== What you are asked to do ==
Check every line of the data below for the string "structured", and copy the ones that hold it.
-------- Recorded data
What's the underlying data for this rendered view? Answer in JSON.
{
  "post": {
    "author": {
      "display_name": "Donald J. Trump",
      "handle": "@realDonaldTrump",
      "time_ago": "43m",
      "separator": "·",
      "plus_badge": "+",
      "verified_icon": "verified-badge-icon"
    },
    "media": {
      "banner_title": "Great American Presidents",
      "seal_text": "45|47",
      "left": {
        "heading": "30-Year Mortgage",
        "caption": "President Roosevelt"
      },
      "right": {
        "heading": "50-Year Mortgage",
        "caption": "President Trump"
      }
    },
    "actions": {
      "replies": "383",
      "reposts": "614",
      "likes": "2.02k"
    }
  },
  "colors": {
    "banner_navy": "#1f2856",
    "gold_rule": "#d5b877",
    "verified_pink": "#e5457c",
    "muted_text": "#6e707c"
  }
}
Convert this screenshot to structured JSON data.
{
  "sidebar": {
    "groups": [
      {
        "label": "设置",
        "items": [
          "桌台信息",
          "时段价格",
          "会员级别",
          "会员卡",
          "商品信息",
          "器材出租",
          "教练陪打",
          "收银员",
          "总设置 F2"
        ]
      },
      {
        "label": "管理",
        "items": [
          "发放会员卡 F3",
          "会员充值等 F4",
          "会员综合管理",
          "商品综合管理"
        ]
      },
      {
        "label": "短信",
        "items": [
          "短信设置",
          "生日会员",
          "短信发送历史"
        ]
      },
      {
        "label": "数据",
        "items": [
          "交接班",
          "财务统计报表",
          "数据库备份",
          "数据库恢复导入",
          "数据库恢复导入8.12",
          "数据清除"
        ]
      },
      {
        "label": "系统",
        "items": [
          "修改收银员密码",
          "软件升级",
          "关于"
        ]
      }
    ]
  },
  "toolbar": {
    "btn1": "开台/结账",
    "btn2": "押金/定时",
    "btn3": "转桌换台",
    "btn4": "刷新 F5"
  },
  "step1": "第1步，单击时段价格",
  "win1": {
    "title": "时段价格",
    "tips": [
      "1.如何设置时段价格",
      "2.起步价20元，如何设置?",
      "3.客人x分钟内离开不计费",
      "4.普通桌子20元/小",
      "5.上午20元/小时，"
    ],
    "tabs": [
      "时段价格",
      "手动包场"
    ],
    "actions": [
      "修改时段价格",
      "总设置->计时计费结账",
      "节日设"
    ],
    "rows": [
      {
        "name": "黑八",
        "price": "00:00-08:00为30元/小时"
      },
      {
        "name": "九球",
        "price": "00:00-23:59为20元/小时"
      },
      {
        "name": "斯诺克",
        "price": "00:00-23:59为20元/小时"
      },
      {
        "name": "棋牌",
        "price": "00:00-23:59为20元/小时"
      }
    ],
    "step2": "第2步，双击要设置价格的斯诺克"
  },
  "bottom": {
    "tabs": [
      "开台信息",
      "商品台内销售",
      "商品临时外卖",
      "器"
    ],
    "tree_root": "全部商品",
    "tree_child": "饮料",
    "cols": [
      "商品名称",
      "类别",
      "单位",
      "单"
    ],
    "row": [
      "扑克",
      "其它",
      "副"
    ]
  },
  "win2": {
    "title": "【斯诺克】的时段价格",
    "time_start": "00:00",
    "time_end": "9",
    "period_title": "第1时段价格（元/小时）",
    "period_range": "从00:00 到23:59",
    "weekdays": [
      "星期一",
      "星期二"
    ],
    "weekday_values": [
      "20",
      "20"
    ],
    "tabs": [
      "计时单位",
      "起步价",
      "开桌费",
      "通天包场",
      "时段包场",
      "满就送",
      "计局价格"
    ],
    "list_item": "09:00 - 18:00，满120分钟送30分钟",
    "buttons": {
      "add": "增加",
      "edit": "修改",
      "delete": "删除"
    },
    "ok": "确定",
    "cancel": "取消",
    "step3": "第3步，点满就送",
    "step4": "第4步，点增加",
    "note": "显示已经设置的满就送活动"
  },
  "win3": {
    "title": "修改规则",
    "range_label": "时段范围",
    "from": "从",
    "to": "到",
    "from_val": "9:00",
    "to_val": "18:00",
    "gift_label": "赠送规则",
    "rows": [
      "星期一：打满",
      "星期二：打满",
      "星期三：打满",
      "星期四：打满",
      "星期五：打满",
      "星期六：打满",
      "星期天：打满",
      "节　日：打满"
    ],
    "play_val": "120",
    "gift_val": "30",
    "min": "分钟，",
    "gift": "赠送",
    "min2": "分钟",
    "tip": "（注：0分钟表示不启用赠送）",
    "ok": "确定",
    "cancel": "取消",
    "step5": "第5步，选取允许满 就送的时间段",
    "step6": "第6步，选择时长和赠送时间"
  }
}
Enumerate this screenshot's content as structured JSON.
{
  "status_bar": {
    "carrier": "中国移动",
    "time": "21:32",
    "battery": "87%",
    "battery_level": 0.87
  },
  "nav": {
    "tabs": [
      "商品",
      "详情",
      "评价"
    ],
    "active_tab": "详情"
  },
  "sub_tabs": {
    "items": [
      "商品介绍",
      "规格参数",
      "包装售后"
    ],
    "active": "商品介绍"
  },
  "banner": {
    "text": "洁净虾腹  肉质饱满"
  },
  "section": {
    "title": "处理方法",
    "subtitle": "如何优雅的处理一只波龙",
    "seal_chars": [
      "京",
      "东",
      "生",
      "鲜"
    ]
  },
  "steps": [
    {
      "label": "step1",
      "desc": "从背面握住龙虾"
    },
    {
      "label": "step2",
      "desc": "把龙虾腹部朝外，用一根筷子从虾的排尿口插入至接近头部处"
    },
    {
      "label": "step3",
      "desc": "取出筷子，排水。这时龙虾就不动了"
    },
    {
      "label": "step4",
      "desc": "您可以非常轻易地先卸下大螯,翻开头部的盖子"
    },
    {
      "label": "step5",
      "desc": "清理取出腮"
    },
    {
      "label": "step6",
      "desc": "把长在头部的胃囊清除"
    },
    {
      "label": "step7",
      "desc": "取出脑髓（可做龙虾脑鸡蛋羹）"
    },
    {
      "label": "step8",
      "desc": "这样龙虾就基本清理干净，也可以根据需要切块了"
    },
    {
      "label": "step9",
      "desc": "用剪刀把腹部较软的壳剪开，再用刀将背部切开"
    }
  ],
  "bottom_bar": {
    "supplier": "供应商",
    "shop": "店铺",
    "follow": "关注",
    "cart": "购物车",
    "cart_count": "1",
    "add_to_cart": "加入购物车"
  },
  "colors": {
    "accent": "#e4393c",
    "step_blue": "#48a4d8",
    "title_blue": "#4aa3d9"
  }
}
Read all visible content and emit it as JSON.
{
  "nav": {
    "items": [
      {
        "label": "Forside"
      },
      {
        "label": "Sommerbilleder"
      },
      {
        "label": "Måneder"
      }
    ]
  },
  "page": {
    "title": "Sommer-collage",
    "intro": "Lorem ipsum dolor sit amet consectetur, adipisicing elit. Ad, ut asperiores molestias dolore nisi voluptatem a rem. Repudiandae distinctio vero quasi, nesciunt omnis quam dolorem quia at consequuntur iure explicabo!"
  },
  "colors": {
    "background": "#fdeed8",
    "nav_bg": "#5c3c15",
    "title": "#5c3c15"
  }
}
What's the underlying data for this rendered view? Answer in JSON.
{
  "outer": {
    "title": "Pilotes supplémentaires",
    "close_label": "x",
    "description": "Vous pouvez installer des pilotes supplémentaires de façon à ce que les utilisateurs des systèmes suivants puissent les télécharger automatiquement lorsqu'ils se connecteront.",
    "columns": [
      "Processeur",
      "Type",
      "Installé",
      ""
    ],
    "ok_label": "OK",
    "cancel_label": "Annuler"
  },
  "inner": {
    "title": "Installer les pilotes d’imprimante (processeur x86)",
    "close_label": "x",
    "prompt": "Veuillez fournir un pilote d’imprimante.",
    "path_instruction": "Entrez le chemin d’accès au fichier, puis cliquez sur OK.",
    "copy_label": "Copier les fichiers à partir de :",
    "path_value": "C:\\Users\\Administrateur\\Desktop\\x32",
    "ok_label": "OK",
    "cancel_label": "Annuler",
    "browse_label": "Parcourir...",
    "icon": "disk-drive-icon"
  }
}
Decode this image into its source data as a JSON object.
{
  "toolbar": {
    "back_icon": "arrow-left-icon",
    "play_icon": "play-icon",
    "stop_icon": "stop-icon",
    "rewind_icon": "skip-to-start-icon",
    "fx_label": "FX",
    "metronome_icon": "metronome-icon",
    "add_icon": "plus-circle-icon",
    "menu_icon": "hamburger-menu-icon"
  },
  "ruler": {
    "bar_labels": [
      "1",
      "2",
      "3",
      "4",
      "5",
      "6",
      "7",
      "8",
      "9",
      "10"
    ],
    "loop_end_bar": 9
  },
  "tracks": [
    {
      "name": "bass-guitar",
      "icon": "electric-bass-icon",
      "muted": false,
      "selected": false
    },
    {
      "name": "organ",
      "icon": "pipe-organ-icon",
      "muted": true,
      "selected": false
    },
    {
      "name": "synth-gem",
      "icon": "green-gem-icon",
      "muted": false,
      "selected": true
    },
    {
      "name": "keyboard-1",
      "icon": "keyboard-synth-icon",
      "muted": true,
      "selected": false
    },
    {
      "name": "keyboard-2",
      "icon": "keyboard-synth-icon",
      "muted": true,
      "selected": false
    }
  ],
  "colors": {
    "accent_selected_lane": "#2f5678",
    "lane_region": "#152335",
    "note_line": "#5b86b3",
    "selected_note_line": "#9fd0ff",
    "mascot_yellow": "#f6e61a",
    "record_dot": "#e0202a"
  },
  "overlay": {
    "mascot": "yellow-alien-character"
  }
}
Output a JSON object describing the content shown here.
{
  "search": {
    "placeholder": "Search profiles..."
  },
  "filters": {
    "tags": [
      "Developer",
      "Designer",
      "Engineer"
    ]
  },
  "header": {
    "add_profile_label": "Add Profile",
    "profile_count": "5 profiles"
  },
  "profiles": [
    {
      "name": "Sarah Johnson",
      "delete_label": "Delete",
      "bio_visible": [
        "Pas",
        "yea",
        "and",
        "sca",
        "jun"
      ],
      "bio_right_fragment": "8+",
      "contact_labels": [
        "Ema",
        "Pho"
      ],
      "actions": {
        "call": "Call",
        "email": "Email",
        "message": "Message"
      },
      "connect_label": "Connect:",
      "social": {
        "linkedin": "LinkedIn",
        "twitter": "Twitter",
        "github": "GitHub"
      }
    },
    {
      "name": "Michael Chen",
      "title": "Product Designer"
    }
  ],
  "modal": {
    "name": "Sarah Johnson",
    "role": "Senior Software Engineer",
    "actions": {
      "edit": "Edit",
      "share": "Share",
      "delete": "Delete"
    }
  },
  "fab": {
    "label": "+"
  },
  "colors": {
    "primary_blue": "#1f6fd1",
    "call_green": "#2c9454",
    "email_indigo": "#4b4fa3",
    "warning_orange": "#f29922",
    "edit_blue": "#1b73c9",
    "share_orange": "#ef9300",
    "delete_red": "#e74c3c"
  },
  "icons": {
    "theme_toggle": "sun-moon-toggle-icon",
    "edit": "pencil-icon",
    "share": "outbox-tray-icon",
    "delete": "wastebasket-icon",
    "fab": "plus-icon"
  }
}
----------------
== Response to the exercise ==
Convert this screenshot to structured JSON data.
Enumerate this screenshot's content as structured JSON.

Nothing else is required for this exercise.